- **Directive 1**: List the five core concepts set out in the media literacy text.
- **Directive 2**: From the records, output the lines starting with the line containing "729, 1434, 751]" and going on through the line containing "317, 1728, 339]" as a Markdown table with columns Row and Line. Give each line a row number, and leave out blank lines.

- **Document segment**:
-- Start --
They are on your mobile phones and computer screens, in newspapers and magazines, stretched across billboards and broadcast through radio waves. They are mediated messages, and you are inundated with them every day.

With so many viewpoints, it’s hard to separate fact from fiction. To guide your exploration of the media that surround you, the Center for Media Literacy developed these five core concepts:

1. All media messages are constructed.

Media texts are built just as surely as buildings and highways are built. The key behind this concept is figuring out who constructed the message, out of what materials and to what effect.

2. Media messages are constructed using a creative language with its own rules.

Each form of communication has its own creative language: scary music heightens fear, camera close-ups convey intimacy, big headlines signal significance. Understanding the grammar, syntax and metaphor of media language helps us to be less susceptible to manipulation.

3. Different people experience the same media message differently.

Audiences play a role in interpreting media messages because each audience member brings to the message a unique set of life experiences. Differences in age, gender, education and cultural upbringing will generate unique interpretations.

4. Media have embedded values and points of view.

Because they are constructed, media messages carry a subtext of who and what is important — at least to the person or people creating the message. The choice of a character’s age, gender or race, the selection of a setting, and the actions within the plot are just some of the ways that values become “embedded” in a television show, a movie or an advertisement.

5. Most media messages are organized to gain profit and/or power.

Much of the world’s media were developed as money-making enterprises. Newspapers and magazines lay out their pages with ads first; the space remaining is devoted to news. Likewise, commercials are part and parcel of most television watching. Now, the Internet has become an international platform through which groups or individuals can attempt to persuade.

By considering the core concepts behind every media message, you equip yourself with an ability to analyze and interpret a message — and to accept or reject its legitimacy.

To learn more about these core concepts, download the Center for Media Literacy’s free toolkit. The Center for Media Literacy is an organization that helps people make sense of today’s complex media environment.

Learn how you can stand for integrity on our YALIUnites page.

Media literacy involves a specialized language. The following list of definitions will help as you interact with the media.
-- End --
- **Extracted records**:
-- Start --
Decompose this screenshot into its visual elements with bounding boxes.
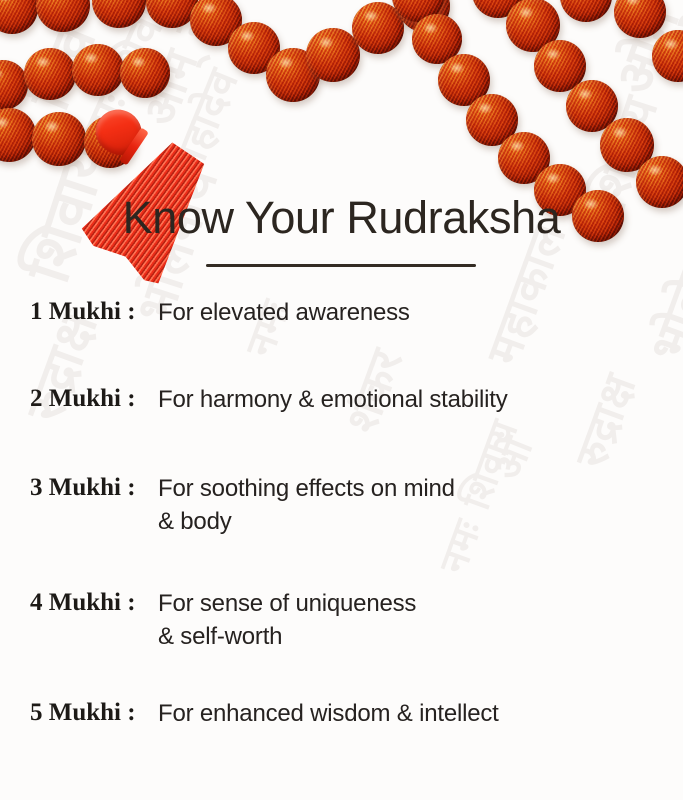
mukhi-description: For harmony & emotional stability: [158, 383, 683, 416]
mukhi-list: 1 Mukhi : For elevated awareness 2 Mukhi…: [0, 296, 683, 757]
mukhi-description: For sense of uniqueness & self-worth: [158, 587, 683, 653]
title-divider: [206, 264, 476, 267]
page-title: Know Your Rudraksha: [0, 193, 683, 243]
mukhi-description-line1: For enhanced wisdom & intellect: [158, 700, 499, 727]
list-item: 2 Mukhi : For harmony & emotional stabil…: [0, 383, 683, 472]
mukhi-description-line2: & self-worth: [158, 620, 683, 653]
mukhi-description: For soothing effects on mind & body: [158, 472, 683, 538]
mukhi-description-line2: & body: [158, 505, 683, 538]
mukhi-description-line1: For elevated awareness: [158, 299, 410, 326]
mukhi-label: 5 Mukhi :: [0, 697, 158, 729]
list-item: 4 Mukhi : For sense of uniqueness & self…: [0, 587, 683, 697]
infographic-page: शिव शिवाय रुद्राक्ष नमः शिवाय ओम् नमः भो…: [0, 0, 683, 800]
mukhi-description: For enhanced wisdom & intellect: [158, 697, 683, 730]
list-item: 1 Mukhi : For elevated awareness: [0, 296, 683, 383]
content-area: Know Your Rudraksha 1 Mukhi : For elevat…: [0, 0, 683, 800]
mukhi-description: For elevated awareness: [158, 296, 683, 329]
mukhi-label: 3 Mukhi :: [0, 472, 158, 504]
mukhi-label: 1 Mukhi :: [0, 296, 158, 328]
list-item: 5 Mukhi : For enhanced wisdom & intellec…: [0, 697, 683, 757]
mukhi-description-line1: For soothing effects on mind: [158, 475, 455, 502]
mukhi-description-line1: For sense of uniqueness: [158, 590, 416, 617]
mukhi-label: 2 Mukhi :: [0, 383, 158, 415]
list-item: 3 Mukhi : For soothing effects on mind &…: [0, 472, 683, 587]
mukhi-description-line1: For harmony & emotional stability: [158, 386, 508, 413]
mukhi-label: 4 Mukhi :: [0, 587, 158, 619]
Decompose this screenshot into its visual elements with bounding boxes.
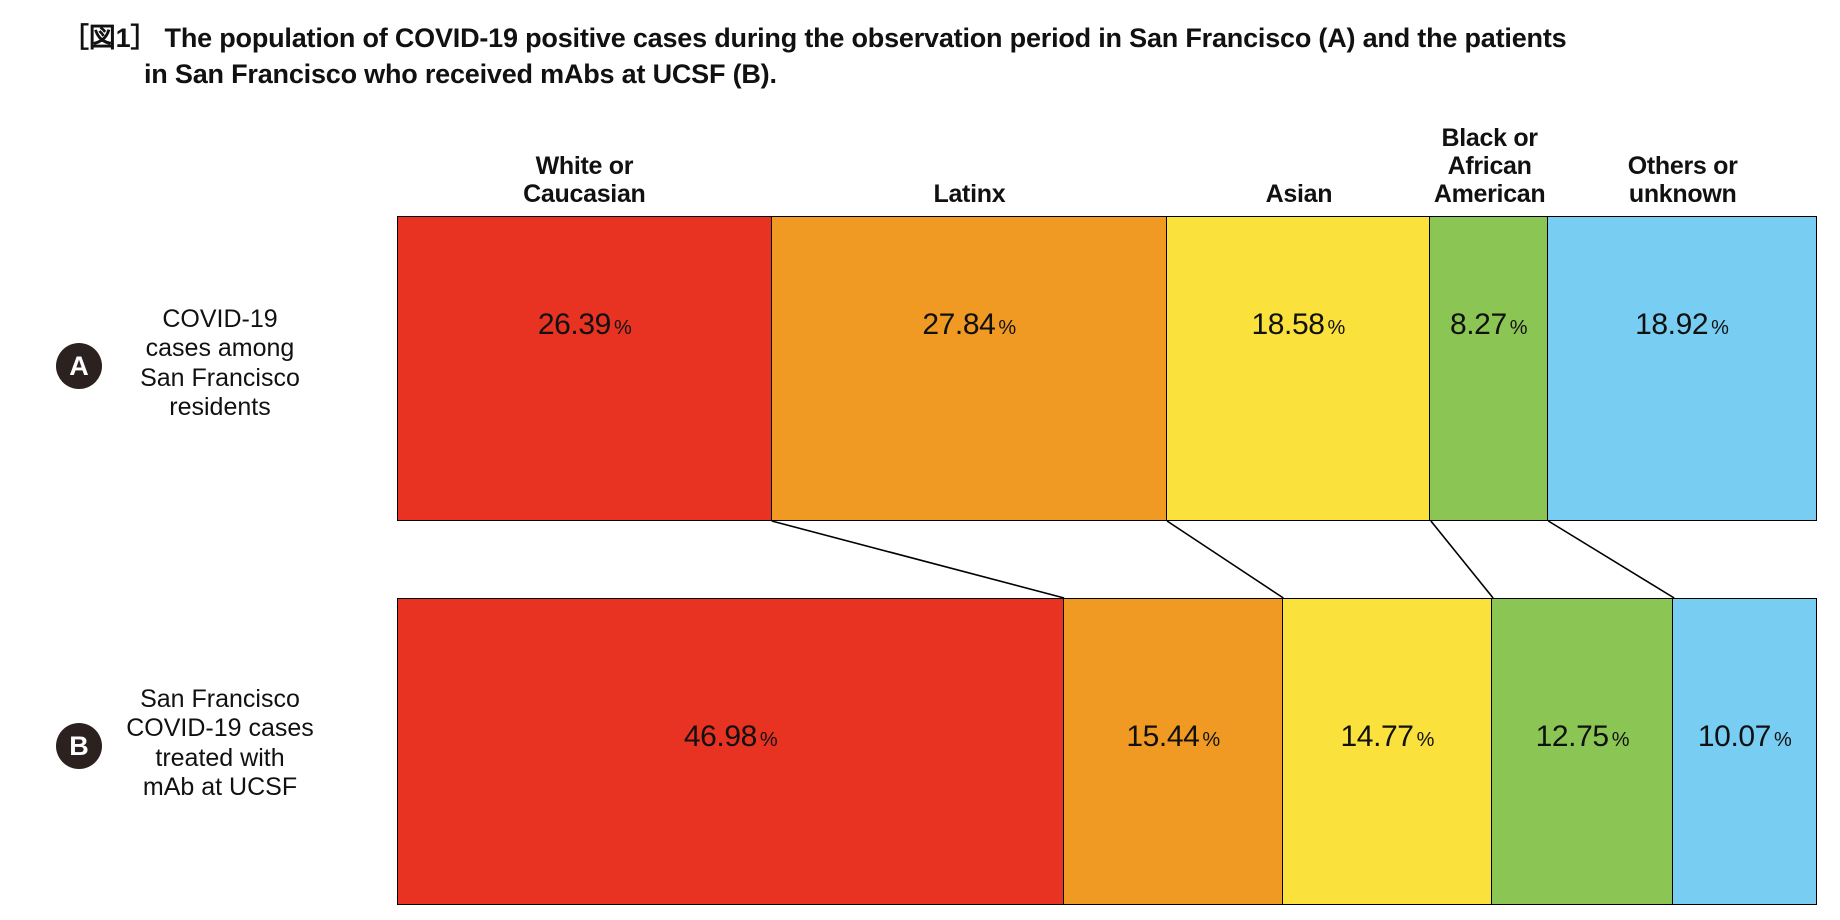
percent-symbol: %	[1417, 729, 1434, 751]
bar-segment: 12.75%	[1492, 599, 1673, 904]
segment-value-label: 14.77%	[1341, 722, 1434, 752]
bar-row-a: 26.39%27.84%18.58%8.27%18.92%	[397, 216, 1817, 521]
stacked-bar-chart: 26.39%27.84%18.58%8.27%18.92% 46.98%15.4…	[397, 216, 1817, 905]
connector-line	[772, 521, 1064, 598]
percent-symbol: %	[1612, 729, 1629, 751]
segment-value-label: 27.84%	[922, 310, 1015, 340]
percent-symbol: %	[1202, 729, 1219, 751]
figure-title-line2: in San Francisco who received mAbs at UC…	[62, 56, 1822, 92]
column-header-2: Latinx	[933, 180, 1005, 208]
column-header-4: Black or African American	[1434, 124, 1546, 208]
row-label-b: San Francisco COVID-19 cases treated wit…	[60, 685, 380, 802]
column-header-3: Asian	[1266, 180, 1333, 208]
percent-symbol: %	[1774, 729, 1791, 751]
connector-line	[1548, 521, 1674, 598]
column-headers: White or CaucasianLatinxAsianBlack or Af…	[397, 106, 1817, 212]
connector-line	[1167, 521, 1283, 598]
figure-title-line1: The population of COVID-19 positive case…	[165, 23, 1567, 53]
segment-value-label: 12.75%	[1536, 722, 1629, 752]
bar-segment: 26.39%	[398, 217, 772, 520]
segment-value-label: 10.07%	[1698, 722, 1791, 752]
segment-value-label: 18.92%	[1635, 310, 1728, 340]
percent-symbol: %	[1711, 317, 1728, 339]
segment-value-label: 15.44%	[1126, 722, 1219, 752]
segment-value-label: 46.98%	[684, 722, 777, 752]
column-header-1: White or Caucasian	[523, 152, 645, 208]
bar-segment: 27.84%	[772, 217, 1167, 520]
percent-symbol: %	[614, 317, 631, 339]
page-title: ［図1］ The population of COVID-19 positive…	[62, 20, 1822, 92]
segment-value-label: 26.39%	[538, 310, 631, 340]
percent-symbol: %	[998, 317, 1015, 339]
bar-segment: 18.92%	[1548, 217, 1816, 520]
segment-value-label: 8.27%	[1450, 310, 1527, 340]
bar-segment: 8.27%	[1430, 217, 1547, 520]
column-header-5: Others or unknown	[1628, 152, 1738, 208]
segment-value-label: 18.58%	[1251, 310, 1344, 340]
bar-segment: 46.98%	[398, 599, 1064, 904]
connector-lines	[397, 521, 1817, 598]
connector-line	[1431, 521, 1493, 598]
row-label-a: COVID-19 cases among San Francisco resid…	[60, 305, 380, 422]
bar-segment: 14.77%	[1283, 599, 1492, 904]
percent-symbol: %	[1328, 317, 1345, 339]
percent-symbol: %	[760, 729, 777, 751]
bar-segment: 18.58%	[1167, 217, 1430, 520]
bar-row-b: 46.98%15.44%14.77%12.75%10.07%	[397, 598, 1817, 905]
bar-segment: 10.07%	[1673, 599, 1816, 904]
percent-symbol: %	[1510, 317, 1527, 339]
bar-segment: 15.44%	[1064, 599, 1283, 904]
figure-label: ［図1］	[62, 23, 157, 53]
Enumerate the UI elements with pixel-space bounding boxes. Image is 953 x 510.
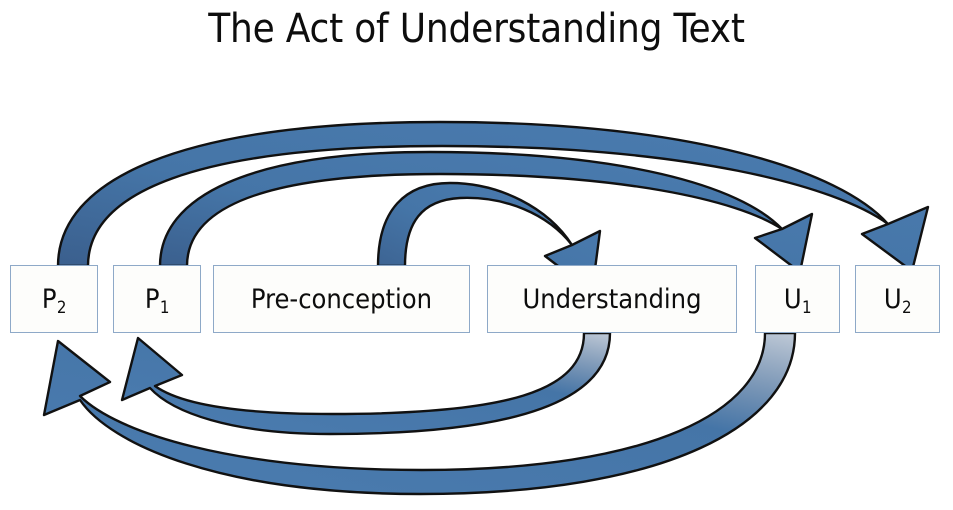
-- End --
- **Finished answer 1**:
1. All media messages are constructed.
2. Media messages are constructed using a creative language with its own rules.
3. Different people experience the same media message differently.
4. Media have embedded values and points of view.
5. Most media messages are organized to gain profit and/or power.

- **Finished answer 2**:
| Row | Line |
|---|---|
| 1 | percent-symbol: %	[1417, 729, 1434, 751] |
| 2 | bar-segment: 12.75%	[1492, 599, 1673, 904] |
| 3 | segment-value-label: 14.77%	[1341, 722, 1434, 752] |
| 4 | bar-row-a: 26.39%27.84%18.58%8.27%18.92%	[397, 216, 1817, 521] |
| 5 | stacked-bar-chart: 26.39%27.84%18.58%8.27%18.92% 46.98%15.4…	[397, 216, 1817, 905] |
| 6 | connector-line	[772, 521, 1064, 598] |
| 7 | percent-symbol: %	[1612, 729, 1629, 751] |
| 8 | segment-value-label: 27.84%	[922, 310, 1015, 340] |
| 9 | percent-symbol: %	[1202, 729, 1219, 751] |
| 10 | figure-title-line2: in San Francisco who received mAbs at UC…	[62, 56, 1822, 92] |
| 11 | column-header-2: Latinx	[933, 180, 1005, 208] |
| 12 | column-header-4: Black or African American	[1434, 124, 1546, 208] |
| 13 | row-label-b: San Francisco COVID-19 cases treated wit…	[60, 685, 380, 802] |
| 14 | column-header-3: Asian	[1266, 180, 1333, 208] |
| 15 | percent-symbol: %	[1774, 729, 1791, 751] |
| 16 | connector-line	[1548, 521, 1674, 598] |
| 17 | column-headers: White or CaucasianLatinxAsianBlack or Af…	[397, 106, 1817, 212] |
| 18 | connector-line	[1167, 521, 1283, 598] |
| 19 | figure-title-line1: The population of COVID-19 positive case…	[165, 23, 1567, 53] |
| 20 | segment-value-label: 12.75%	[1536, 722, 1629, 752] |
| 21 | bar-segment: 26.39%	[398, 217, 772, 520] |
| 22 | segment-value-label: 10.07%	[1698, 722, 1791, 752] |
| 23 | segment-value-label: 18.92%	[1635, 310, 1728, 340] |
| 24 | percent-symbol: %	[1711, 317, 1728, 339] |